··· Provided data ···

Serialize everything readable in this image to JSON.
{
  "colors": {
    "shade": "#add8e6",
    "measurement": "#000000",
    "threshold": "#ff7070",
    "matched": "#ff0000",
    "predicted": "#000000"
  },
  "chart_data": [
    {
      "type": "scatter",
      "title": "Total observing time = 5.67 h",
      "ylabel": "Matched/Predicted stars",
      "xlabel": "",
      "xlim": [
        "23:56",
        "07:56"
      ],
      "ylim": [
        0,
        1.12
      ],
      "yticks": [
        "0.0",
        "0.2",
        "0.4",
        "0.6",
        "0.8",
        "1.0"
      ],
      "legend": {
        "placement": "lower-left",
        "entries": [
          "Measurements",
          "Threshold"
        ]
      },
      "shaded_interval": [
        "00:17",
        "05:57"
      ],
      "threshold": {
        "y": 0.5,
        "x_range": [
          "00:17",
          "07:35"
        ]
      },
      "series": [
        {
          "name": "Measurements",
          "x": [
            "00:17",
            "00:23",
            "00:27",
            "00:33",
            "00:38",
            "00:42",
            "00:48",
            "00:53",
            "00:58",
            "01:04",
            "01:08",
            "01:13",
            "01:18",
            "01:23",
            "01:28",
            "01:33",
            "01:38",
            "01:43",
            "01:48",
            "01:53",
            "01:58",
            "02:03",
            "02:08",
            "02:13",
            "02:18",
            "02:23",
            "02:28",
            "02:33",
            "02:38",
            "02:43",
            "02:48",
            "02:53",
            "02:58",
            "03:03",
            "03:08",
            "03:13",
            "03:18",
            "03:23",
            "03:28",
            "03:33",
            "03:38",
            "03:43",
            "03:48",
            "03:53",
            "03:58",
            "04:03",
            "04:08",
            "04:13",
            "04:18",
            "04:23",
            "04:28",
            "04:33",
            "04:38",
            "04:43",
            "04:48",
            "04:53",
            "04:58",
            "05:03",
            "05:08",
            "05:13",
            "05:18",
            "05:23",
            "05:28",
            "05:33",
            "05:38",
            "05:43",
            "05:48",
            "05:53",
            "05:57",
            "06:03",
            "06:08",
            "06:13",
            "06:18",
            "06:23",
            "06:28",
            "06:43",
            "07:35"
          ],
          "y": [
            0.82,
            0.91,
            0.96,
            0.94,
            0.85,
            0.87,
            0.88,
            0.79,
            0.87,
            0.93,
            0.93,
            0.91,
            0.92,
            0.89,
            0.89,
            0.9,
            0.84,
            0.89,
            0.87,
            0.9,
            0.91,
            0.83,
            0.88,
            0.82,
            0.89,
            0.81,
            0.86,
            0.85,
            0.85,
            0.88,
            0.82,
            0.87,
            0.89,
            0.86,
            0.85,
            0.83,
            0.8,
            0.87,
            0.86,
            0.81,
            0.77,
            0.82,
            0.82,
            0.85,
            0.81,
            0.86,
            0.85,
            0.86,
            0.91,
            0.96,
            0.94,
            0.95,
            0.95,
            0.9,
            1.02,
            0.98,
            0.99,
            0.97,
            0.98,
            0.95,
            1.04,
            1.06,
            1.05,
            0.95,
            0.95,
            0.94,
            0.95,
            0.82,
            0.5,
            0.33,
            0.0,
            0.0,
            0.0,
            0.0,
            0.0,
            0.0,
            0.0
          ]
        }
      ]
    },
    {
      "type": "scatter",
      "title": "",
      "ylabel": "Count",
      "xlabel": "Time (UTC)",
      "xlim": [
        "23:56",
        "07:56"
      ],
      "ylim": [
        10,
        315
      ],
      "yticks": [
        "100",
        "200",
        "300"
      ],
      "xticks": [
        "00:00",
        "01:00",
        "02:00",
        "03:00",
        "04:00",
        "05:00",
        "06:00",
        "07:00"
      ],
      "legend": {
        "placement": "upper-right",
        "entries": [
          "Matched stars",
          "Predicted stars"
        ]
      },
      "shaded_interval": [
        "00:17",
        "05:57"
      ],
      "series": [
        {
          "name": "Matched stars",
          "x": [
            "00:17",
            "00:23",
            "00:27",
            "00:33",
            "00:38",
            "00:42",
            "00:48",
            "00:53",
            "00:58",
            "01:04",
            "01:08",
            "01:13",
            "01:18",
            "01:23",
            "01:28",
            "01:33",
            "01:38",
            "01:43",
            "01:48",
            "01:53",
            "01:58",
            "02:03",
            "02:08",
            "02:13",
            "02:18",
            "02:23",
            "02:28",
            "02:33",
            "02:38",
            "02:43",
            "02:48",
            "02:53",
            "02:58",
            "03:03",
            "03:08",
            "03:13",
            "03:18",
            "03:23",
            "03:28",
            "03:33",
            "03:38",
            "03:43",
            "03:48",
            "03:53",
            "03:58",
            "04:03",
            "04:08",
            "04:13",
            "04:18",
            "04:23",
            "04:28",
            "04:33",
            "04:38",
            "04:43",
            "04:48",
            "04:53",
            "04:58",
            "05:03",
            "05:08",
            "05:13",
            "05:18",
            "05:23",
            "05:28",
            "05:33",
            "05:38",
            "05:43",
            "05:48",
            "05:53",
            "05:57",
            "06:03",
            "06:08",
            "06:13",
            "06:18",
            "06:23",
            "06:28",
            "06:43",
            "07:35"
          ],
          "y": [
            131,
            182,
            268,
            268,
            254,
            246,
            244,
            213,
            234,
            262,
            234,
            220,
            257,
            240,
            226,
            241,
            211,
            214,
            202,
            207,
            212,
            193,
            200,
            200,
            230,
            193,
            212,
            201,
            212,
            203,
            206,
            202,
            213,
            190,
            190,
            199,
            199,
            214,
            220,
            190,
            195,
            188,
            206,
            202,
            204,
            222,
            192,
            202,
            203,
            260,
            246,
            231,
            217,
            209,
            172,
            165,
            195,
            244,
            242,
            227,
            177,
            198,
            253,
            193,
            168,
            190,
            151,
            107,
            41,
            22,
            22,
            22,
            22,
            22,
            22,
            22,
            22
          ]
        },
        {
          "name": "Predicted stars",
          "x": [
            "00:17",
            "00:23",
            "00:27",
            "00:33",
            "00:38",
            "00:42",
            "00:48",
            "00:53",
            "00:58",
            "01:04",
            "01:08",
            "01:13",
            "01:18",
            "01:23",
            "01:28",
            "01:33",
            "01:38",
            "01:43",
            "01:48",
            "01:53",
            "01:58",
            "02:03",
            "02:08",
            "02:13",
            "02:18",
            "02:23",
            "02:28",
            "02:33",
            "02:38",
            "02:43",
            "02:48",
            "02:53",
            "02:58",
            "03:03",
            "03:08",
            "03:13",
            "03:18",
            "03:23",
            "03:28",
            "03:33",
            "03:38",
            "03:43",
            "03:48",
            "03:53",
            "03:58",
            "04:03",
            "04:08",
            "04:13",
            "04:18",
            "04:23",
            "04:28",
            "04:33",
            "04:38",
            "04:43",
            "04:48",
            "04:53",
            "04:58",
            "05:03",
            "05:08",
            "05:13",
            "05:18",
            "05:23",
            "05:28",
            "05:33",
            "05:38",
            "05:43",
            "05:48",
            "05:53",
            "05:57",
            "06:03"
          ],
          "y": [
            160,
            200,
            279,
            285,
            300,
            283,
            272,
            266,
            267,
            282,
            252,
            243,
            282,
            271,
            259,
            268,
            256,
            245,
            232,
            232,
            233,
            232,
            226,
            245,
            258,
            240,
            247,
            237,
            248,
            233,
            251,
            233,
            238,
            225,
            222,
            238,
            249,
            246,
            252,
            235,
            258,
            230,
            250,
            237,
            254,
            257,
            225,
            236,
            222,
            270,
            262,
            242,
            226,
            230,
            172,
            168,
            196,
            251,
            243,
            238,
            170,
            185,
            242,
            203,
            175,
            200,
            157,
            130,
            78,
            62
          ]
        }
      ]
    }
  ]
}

···
··· Provided data ···

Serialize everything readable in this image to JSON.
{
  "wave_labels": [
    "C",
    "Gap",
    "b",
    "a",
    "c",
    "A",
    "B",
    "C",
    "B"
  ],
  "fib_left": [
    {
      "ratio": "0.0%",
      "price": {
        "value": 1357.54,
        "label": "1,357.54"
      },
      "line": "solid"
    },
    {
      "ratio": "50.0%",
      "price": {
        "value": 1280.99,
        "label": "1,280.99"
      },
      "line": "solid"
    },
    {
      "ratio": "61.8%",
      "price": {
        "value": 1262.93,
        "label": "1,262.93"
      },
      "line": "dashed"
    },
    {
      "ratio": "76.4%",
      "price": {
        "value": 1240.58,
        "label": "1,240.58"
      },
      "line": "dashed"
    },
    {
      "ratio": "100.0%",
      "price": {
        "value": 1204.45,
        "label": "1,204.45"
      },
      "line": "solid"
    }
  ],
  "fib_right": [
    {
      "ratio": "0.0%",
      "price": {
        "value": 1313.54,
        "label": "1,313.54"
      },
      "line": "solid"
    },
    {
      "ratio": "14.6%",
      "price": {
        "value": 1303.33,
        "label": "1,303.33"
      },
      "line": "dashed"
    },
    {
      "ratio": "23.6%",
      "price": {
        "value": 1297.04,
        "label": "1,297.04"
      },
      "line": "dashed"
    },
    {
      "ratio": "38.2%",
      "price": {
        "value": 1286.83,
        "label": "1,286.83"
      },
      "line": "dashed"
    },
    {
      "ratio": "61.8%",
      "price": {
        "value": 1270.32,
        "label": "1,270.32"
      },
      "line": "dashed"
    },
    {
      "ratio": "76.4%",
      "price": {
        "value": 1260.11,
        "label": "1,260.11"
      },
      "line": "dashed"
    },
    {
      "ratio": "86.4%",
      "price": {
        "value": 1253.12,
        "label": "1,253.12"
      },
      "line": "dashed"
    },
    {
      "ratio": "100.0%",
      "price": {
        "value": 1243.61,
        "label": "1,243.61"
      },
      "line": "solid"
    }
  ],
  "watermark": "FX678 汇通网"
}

···

Given problem: In how many lines does the word "placement" appear? Respond with the number alone.

Answer in full: 2